Problem requirements » Write each line out exactly, leaving none out.

>> BEGIN Records provided

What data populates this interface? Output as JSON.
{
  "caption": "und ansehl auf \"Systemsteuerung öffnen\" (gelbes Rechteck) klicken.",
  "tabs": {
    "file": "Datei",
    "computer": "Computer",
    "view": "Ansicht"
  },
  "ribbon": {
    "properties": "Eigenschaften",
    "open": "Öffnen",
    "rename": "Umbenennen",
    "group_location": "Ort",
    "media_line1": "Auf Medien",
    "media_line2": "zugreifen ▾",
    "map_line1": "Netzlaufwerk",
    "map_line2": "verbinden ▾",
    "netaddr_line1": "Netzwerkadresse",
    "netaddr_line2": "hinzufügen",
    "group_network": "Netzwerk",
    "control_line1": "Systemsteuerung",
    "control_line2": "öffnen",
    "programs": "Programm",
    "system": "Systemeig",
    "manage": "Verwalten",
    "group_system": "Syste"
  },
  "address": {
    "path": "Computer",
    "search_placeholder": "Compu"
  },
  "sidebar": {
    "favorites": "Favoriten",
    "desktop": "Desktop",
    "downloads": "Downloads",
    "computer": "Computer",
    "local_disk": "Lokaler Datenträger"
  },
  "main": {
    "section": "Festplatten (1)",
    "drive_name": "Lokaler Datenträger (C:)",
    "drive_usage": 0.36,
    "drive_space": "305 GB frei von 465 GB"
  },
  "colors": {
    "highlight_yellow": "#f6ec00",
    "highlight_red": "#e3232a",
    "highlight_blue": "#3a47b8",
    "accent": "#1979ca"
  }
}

>> END Records provided

Response »
What data populates this interface? Output as JSON.
{
  "caption": "und ansehl auf \"Systemsteuerung öffnen\" (gelbes Rechteck) klicken.",
  "tabs": {
    "file": "Datei",
    "computer": "Computer",
    "view": "Ansicht"
  },
  "ribbon": {
    "properties": "Eigenschaften",
    "open": "Öffnen",
    "rename": "Umbenennen",
    "group_location": "Ort",
    "media_line1": "Auf Medien",
    "media_line2": "zugreifen ▾",
    "map_line1": "Netzlaufwerk",
    "map_line2": "verbinden ▾",
    "netaddr_line1": "Netzwerkadresse",
    "netaddr_line2": "hinzufügen",
    "group_network": "Netzwerk",
    "control_line1": "Systemsteuerung",
    "control_line2": "öffnen",
    "programs": "Programm",
    "system": "Systemeig",
    "manage": "Verwalten",
    "group_system": "Syste"
  },
  "address": {
    "path": "Computer",
    "search_placeholder": "Compu"
  },
  "sidebar": {
    "favorites": "Favoriten",
    "desktop": "Desktop",
    "downloads": "Downloads",
    "computer": "Computer",
    "local_disk": "Lokaler Datenträger"
  },
  "main": {
    "section": "Festplatten (1)",
    "drive_name": "Lokaler Datenträger (C:)",
    "drive_usage": 0.36,
    "drive_space": "305 GB frei von 465 GB"
  },
  "colors": {
    "highlight_yellow": "#f6ec00",
    "highlight_red": "#e3232a",
    "highlight_blue": "#3a47b8",
    "accent": "#1979ca"
  }
}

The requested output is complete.